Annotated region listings
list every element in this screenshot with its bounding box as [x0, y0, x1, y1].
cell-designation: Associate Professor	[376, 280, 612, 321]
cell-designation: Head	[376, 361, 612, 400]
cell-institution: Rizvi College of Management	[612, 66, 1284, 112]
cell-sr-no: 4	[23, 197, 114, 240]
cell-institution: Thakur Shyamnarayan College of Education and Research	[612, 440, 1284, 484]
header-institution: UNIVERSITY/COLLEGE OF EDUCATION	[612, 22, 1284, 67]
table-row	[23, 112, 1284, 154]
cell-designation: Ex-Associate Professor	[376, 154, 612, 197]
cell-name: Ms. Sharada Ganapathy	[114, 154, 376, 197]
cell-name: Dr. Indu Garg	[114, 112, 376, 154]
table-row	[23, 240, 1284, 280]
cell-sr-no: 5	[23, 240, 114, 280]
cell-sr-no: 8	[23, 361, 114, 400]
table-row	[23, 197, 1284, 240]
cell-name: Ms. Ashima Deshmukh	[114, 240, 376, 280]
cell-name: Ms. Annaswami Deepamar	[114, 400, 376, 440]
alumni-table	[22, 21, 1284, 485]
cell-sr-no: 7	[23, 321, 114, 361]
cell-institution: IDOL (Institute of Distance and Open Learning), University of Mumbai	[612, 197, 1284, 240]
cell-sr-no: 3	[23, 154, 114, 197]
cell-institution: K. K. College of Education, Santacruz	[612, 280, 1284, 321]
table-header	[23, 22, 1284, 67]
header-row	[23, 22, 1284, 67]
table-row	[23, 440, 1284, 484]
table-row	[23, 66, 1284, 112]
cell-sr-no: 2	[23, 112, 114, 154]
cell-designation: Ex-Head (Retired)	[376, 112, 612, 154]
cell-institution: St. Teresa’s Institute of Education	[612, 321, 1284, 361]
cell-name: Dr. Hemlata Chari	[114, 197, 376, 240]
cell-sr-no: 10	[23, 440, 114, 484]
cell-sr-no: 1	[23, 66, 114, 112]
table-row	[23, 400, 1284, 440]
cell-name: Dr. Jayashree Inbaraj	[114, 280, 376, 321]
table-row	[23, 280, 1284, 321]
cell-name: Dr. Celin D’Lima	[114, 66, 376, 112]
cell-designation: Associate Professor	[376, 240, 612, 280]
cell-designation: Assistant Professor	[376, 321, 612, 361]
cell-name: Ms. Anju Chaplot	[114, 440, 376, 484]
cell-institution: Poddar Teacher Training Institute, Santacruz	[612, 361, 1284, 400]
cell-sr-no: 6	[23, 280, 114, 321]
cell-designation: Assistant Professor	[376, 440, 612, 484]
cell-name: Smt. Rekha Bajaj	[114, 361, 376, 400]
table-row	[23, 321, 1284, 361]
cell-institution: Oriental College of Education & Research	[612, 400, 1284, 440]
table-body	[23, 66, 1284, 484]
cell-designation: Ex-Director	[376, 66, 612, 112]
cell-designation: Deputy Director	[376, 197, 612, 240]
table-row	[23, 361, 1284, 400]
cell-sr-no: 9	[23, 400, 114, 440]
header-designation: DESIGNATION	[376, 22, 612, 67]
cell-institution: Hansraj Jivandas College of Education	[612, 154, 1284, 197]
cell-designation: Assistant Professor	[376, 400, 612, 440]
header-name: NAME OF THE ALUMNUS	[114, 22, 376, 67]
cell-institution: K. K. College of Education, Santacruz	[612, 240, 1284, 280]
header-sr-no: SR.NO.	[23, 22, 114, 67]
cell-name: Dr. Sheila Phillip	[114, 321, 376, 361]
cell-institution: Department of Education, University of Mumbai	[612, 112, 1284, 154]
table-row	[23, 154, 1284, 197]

= REQUIRED WORK =
Return every line of the data above unchanged and in its original order.

= OUTPUT FOR THIS TASK =
list every element in this screenshot with its bounding box as [x0, y0, x1, y1].
cell-designation: Associate Professor	[376, 280, 612, 321]
cell-designation: Head	[376, 361, 612, 400]
cell-institution: Rizvi College of Management	[612, 66, 1284, 112]
cell-sr-no: 4	[23, 197, 114, 240]
cell-institution: Thakur Shyamnarayan College of Education and Research	[612, 440, 1284, 484]
header-institution: UNIVERSITY/COLLEGE OF EDUCATION	[612, 22, 1284, 67]
table-row	[23, 112, 1284, 154]
cell-designation: Ex-Associate Professor	[376, 154, 612, 197]
cell-name: Ms. Sharada Ganapathy	[114, 154, 376, 197]
cell-name: Dr. Indu Garg	[114, 112, 376, 154]
table-row	[23, 240, 1284, 280]
cell-sr-no: 5	[23, 240, 114, 280]
cell-sr-no: 8	[23, 361, 114, 400]
table-row	[23, 197, 1284, 240]
cell-name: Ms. Ashima Deshmukh	[114, 240, 376, 280]
cell-name: Ms. Annaswami Deepamar	[114, 400, 376, 440]
alumni-table	[22, 21, 1284, 485]
cell-sr-no: 7	[23, 321, 114, 361]
cell-institution: IDOL (Institute of Distance and Open Learning), University of Mumbai	[612, 197, 1284, 240]
cell-sr-no: 3	[23, 154, 114, 197]
cell-institution: K. K. College of Education, Santacruz	[612, 280, 1284, 321]
table-header	[23, 22, 1284, 67]
header-row	[23, 22, 1284, 67]
table-row	[23, 440, 1284, 484]
table-row	[23, 66, 1284, 112]
cell-sr-no: 2	[23, 112, 114, 154]
cell-designation: Ex-Head (Retired)	[376, 112, 612, 154]
cell-institution: St. Teresa’s Institute of Education	[612, 321, 1284, 361]
cell-name: Dr. Hemlata Chari	[114, 197, 376, 240]
cell-sr-no: 10	[23, 440, 114, 484]
cell-sr-no: 1	[23, 66, 114, 112]
table-row	[23, 400, 1284, 440]
cell-name: Dr. Jayashree Inbaraj	[114, 280, 376, 321]
table-row	[23, 280, 1284, 321]
cell-name: Dr. Celin D’Lima	[114, 66, 376, 112]
cell-designation: Associate Professor	[376, 240, 612, 280]
cell-designation: Assistant Professor	[376, 321, 612, 361]
cell-name: Ms. Anju Chaplot	[114, 440, 376, 484]
cell-institution: Poddar Teacher Training Institute, Santacruz	[612, 361, 1284, 400]
cell-sr-no: 6	[23, 280, 114, 321]
cell-designation: Assistant Professor	[376, 440, 612, 484]
cell-name: Smt. Rekha Bajaj	[114, 361, 376, 400]
table-row	[23, 321, 1284, 361]
cell-institution: Oriental College of Education & Research	[612, 400, 1284, 440]
table-body	[23, 66, 1284, 484]
cell-designation: Ex-Director	[376, 66, 612, 112]
cell-designation: Deputy Director	[376, 197, 612, 240]
table-row	[23, 361, 1284, 400]
cell-sr-no: 9	[23, 400, 114, 440]
header-designation: DESIGNATION	[376, 22, 612, 67]
cell-institution: Hansraj Jivandas College of Education	[612, 154, 1284, 197]
cell-designation: Assistant Professor	[376, 400, 612, 440]
header-name: NAME OF THE ALUMNUS	[114, 22, 376, 67]
cell-institution: K. K. College of Education, Santacruz	[612, 240, 1284, 280]
header-sr-no: SR.NO.	[23, 22, 114, 67]
cell-name: Dr. Sheila Phillip	[114, 321, 376, 361]
cell-institution: Department of Education, University of Mumbai	[612, 112, 1284, 154]
table-row	[23, 154, 1284, 197]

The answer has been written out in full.